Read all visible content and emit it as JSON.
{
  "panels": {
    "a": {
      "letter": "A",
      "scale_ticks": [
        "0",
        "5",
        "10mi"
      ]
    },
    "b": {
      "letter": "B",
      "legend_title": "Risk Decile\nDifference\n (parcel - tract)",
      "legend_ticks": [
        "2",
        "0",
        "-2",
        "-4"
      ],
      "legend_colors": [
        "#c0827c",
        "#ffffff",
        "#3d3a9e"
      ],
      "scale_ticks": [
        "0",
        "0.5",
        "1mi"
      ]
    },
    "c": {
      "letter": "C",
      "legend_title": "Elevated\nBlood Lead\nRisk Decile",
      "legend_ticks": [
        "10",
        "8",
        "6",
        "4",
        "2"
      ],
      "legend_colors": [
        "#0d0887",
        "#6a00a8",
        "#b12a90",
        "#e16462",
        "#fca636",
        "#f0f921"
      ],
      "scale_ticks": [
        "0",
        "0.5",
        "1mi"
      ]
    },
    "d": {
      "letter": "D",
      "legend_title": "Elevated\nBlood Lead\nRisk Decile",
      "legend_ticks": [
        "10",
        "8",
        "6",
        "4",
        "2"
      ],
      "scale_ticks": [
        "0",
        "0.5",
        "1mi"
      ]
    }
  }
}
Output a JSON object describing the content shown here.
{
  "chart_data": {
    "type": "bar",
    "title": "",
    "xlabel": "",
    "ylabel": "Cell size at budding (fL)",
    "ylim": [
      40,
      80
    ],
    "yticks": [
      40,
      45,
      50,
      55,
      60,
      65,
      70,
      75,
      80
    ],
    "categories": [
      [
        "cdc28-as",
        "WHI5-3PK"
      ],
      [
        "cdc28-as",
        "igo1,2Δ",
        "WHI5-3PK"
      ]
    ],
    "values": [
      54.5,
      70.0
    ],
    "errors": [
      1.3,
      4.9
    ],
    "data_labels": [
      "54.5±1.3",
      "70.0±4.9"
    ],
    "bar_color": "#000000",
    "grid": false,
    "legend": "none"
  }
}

The request — Reproduce the lines from the one containing "Output a JSON" to the end of the entries, keeping both ends and adding nothing.

The answer —
Output a JSON object describing the content shown here.
{
  "chart_data": {
    "type": "bar",
    "title": "",
    "xlabel": "",
    "ylabel": "Cell size at budding (fL)",
    "ylim": [
      40,
      80
    ],
    "yticks": [
      40,
      45,
      50,
      55,
      60,
      65,
      70,
      75,
      80
    ],
    "categories": [
      [
        "cdc28-as",
        "WHI5-3PK"
      ],
      [
        "cdc28-as",
        "igo1,2Δ",
        "WHI5-3PK"
      ]
    ],
    "values": [
      54.5,
      70.0
    ],
    "errors": [
      1.3,
      4.9
    ],
    "data_labels": [
      "54.5±1.3",
      "70.0±4.9"
    ],
    "bar_color": "#000000",
    "grid": false,
    "legend": "none"
  }
}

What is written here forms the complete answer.